Exercise instructions: Set down the data below without change, skipping the pictures it holds.

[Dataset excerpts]
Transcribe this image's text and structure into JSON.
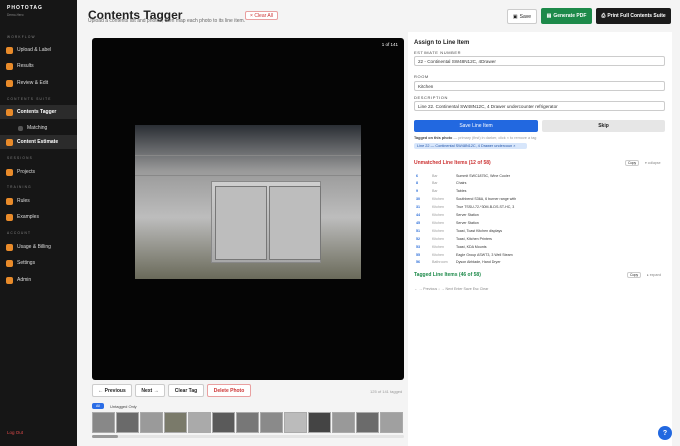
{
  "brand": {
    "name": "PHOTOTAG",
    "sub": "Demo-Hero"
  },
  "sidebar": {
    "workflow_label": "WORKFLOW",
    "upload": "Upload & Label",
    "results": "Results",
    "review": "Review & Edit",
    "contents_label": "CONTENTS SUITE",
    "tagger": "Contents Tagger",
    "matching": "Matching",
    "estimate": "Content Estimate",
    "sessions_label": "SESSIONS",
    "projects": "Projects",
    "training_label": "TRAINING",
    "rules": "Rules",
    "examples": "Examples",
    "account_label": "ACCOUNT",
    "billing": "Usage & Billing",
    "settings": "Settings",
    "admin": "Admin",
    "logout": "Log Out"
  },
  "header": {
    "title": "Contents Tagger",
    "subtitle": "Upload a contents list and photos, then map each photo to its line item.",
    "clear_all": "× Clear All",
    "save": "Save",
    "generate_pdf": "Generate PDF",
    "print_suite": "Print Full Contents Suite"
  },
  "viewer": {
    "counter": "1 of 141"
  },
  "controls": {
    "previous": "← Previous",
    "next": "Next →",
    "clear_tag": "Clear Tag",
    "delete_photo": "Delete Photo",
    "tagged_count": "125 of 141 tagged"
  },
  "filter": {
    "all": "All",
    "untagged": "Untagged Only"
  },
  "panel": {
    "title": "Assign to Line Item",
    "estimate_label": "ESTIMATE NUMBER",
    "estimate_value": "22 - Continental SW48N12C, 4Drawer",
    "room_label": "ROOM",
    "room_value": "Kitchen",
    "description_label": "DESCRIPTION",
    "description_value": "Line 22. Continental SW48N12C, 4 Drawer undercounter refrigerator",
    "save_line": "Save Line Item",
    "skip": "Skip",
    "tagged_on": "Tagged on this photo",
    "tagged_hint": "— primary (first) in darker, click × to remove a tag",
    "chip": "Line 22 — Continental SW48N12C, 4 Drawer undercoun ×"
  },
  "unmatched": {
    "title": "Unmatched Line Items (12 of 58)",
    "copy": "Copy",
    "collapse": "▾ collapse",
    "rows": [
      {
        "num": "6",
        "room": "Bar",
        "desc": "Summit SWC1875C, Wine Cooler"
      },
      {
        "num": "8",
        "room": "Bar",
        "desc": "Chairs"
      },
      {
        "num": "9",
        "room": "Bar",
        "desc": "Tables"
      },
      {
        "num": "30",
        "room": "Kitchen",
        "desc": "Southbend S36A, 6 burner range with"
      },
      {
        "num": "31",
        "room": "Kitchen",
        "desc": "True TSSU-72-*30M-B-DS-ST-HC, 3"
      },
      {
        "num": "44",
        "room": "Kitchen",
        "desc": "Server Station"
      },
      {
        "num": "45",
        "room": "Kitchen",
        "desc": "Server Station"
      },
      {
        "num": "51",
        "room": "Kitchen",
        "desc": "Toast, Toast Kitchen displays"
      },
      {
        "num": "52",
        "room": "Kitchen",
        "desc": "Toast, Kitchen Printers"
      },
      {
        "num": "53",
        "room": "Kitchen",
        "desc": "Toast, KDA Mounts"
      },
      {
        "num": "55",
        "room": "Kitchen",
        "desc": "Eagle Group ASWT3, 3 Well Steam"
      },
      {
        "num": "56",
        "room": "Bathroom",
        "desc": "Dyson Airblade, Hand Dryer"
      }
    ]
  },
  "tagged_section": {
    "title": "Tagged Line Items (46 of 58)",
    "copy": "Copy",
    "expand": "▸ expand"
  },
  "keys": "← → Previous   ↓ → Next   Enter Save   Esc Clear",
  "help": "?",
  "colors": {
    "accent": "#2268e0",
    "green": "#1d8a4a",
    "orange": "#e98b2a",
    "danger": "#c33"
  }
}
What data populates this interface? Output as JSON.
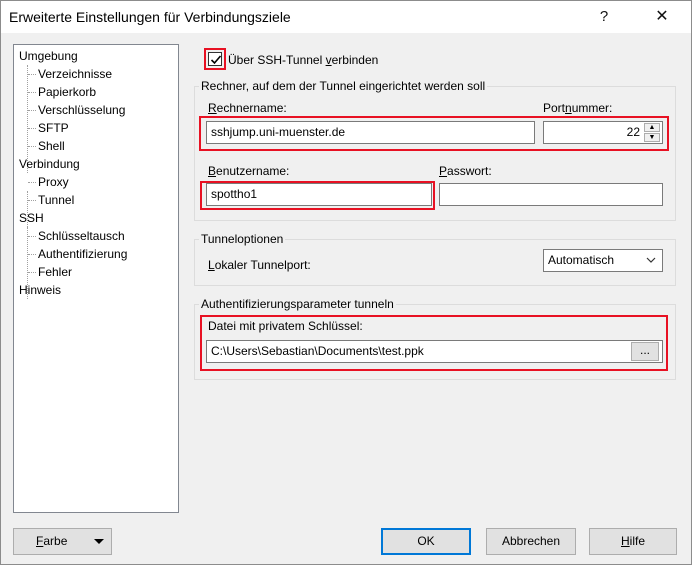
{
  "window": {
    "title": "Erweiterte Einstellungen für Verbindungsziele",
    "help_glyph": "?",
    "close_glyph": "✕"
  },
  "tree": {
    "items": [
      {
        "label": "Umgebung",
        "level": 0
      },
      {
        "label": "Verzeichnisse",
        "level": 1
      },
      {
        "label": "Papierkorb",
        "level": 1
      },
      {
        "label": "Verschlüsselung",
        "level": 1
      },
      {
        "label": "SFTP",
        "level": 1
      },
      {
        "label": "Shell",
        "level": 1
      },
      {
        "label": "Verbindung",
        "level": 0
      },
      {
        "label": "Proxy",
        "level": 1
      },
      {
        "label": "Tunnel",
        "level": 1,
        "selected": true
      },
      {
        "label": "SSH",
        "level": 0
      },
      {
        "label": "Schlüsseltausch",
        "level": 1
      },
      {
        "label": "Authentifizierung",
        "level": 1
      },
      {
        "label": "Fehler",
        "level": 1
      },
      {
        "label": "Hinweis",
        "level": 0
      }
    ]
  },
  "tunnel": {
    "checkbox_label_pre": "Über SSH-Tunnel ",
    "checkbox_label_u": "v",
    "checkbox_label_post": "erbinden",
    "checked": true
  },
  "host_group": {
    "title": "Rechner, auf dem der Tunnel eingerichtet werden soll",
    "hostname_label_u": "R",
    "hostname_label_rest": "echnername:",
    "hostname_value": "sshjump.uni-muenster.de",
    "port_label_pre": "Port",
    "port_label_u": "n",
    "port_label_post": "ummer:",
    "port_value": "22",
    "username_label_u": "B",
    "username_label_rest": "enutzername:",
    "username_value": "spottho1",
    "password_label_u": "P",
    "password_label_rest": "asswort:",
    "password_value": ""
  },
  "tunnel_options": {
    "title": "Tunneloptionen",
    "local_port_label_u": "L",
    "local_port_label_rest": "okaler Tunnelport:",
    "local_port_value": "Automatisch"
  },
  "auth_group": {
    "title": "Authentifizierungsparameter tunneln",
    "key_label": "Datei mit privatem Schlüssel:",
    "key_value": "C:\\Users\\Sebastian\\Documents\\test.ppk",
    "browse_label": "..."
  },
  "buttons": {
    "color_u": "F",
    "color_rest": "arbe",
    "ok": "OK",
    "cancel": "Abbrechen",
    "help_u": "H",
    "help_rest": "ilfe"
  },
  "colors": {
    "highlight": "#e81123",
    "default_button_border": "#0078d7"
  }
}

Answer for the task:
Transcribe this image's text and structure into JSON.
{
  "brand": {
    "name": "PHOTOTAG",
    "sub": "Demo-Hero"
  },
  "sidebar": {
    "workflow_label": "WORKFLOW",
    "upload": "Upload & Label",
    "results": "Results",
    "review": "Review & Edit",
    "contents_label": "CONTENTS SUITE",
    "tagger": "Contents Tagger",
    "matching": "Matching",
    "estimate": "Content Estimate",
    "sessions_label": "SESSIONS",
    "projects": "Projects",
    "training_label": "TRAINING",
    "rules": "Rules",
    "examples": "Examples",
    "account_label": "ACCOUNT",
    "billing": "Usage & Billing",
    "settings": "Settings",
    "admin": "Admin",
    "logout": "Log Out"
  },
  "header": {
    "title": "Contents Tagger",
    "subtitle": "Upload a contents list and photos, then map each photo to its line item.",
    "clear_all": "× Clear All",
    "save": "Save",
    "generate_pdf": "Generate PDF",
    "print_suite": "Print Full Contents Suite"
  },
  "viewer": {
    "counter": "1 of 141"
  },
  "controls": {
    "previous": "← Previous",
    "next": "Next →",
    "clear_tag": "Clear Tag",
    "delete_photo": "Delete Photo",
    "tagged_count": "125 of 141 tagged"
  },
  "filter": {
    "all": "All",
    "untagged": "Untagged Only"
  },
  "panel": {
    "title": "Assign to Line Item",
    "estimate_label": "ESTIMATE NUMBER",
    "estimate_value": "22 - Continental SW48N12C, 4Drawer",
    "room_label": "ROOM",
    "room_value": "Kitchen",
    "description_label": "DESCRIPTION",
    "description_value": "Line 22. Continental SW48N12C, 4 Drawer undercounter refrigerator",
    "save_line": "Save Line Item",
    "skip": "Skip",
    "tagged_on": "Tagged on this photo",
    "tagged_hint": "— primary (first) in darker, click × to remove a tag",
    "chip": "Line 22 — Continental SW48N12C, 4 Drawer undercoun ×"
  },
  "unmatched": {
    "title": "Unmatched Line Items (12 of 58)",
    "copy": "Copy",
    "collapse": "▾ collapse",
    "rows": [
      {
        "num": "6",
        "room": "Bar",
        "desc": "Summit SWC1875C, Wine Cooler"
      },
      {
        "num": "8",
        "room": "Bar",
        "desc": "Chairs"
      },
      {
        "num": "9",
        "room": "Bar",
        "desc": "Tables"
      },
      {
        "num": "30",
        "room": "Kitchen",
        "desc": "Southbend S36A, 6 burner range with"
      },
      {
        "num": "31",
        "room": "Kitchen",
        "desc": "True TSSU-72-*30M-B-DS-ST-HC, 3"
      },
      {
        "num": "44",
        "room": "Kitchen",
        "desc": "Server Station"
      },
      {
        "num": "45",
        "room": "Kitchen",
        "desc": "Server Station"
      },
      {
        "num": "51",
        "room": "Kitchen",
        "desc": "Toast, Toast Kitchen displays"
      },
      {
        "num": "52",
        "room": "Kitchen",
        "desc": "Toast, Kitchen Printers"
      },
      {
        "num": "53",
        "room": "Kitchen",
        "desc": "Toast, KDA Mounts"
      },
      {
        "num": "55",
        "room": "Kitchen",
        "desc": "Eagle Group ASWT3, 3 Well Steam"
      },
      {
        "num": "56",
        "room": "Bathroom",
        "desc": "Dyson Airblade, Hand Dryer"
      }
    ]
  },
  "tagged_section": {
    "title": "Tagged Line Items (46 of 58)",
    "copy": "Copy",
    "expand": "▸ expand"
  },
  "keys": "← → Previous   ↓ → Next   Enter Save   Esc Clear",
  "help": "?",
  "colors": {
    "accent": "#2268e0",
    "green": "#1d8a4a",
    "orange": "#e98b2a",
    "danger": "#c33"
  }
}
What data populates this interface? Output as JSON.
{
  "window": {
    "title": "Erweiterte Einstellungen für Verbindungsziele",
    "help_glyph": "?",
    "close_glyph": "✕"
  },
  "tree": {
    "items": [
      {
        "label": "Umgebung",
        "level": 0
      },
      {
        "label": "Verzeichnisse",
        "level": 1
      },
      {
        "label": "Papierkorb",
        "level": 1
      },
      {
        "label": "Verschlüsselung",
        "level": 1
      },
      {
        "label": "SFTP",
        "level": 1
      },
      {
        "label": "Shell",
        "level": 1
      },
      {
        "label": "Verbindung",
        "level": 0
      },
      {
        "label": "Proxy",
        "level": 1
      },
      {
        "label": "Tunnel",
        "level": 1,
        "selected": true
      },
      {
        "label": "SSH",
        "level": 0
      },
      {
        "label": "Schlüsseltausch",
        "level": 1
      },
      {
        "label": "Authentifizierung",
        "level": 1
      },
      {
        "label": "Fehler",
        "level": 1
      },
      {
        "label": "Hinweis",
        "level": 0
      }
    ]
  },
  "tunnel": {
    "checkbox_label_pre": "Über SSH-Tunnel ",
    "checkbox_label_u": "v",
    "checkbox_label_post": "erbinden",
    "checked": true
  },
  "host_group": {
    "title": "Rechner, auf dem der Tunnel eingerichtet werden soll",
    "hostname_label_u": "R",
    "hostname_label_rest": "echnername:",
    "hostname_value": "sshjump.uni-muenster.de",
    "port_label_pre": "Port",
    "port_label_u": "n",
    "port_label_post": "ummer:",
    "port_value": "22",
    "username_label_u": "B",
    "username_label_rest": "enutzername:",
    "username_value": "spottho1",
    "password_label_u": "P",
    "password_label_rest": "asswort:",
    "password_value": ""
  },
  "tunnel_options": {
    "title": "Tunneloptionen",
    "local_port_label_u": "L",
    "local_port_label_rest": "okaler Tunnelport:",
    "local_port_value": "Automatisch"
  },
  "auth_group": {
    "title": "Authentifizierungsparameter tunneln",
    "key_label": "Datei mit privatem Schlüssel:",
    "key_value": "C:\\Users\\Sebastian\\Documents\\test.ppk",
    "browse_label": "..."
  },
  "buttons": {
    "color_u": "F",
    "color_rest": "arbe",
    "ok": "OK",
    "cancel": "Abbrechen",
    "help_u": "H",
    "help_rest": "ilfe"
  },
  "colors": {
    "highlight": "#e81123",
    "default_button_border": "#0078d7"
  }
}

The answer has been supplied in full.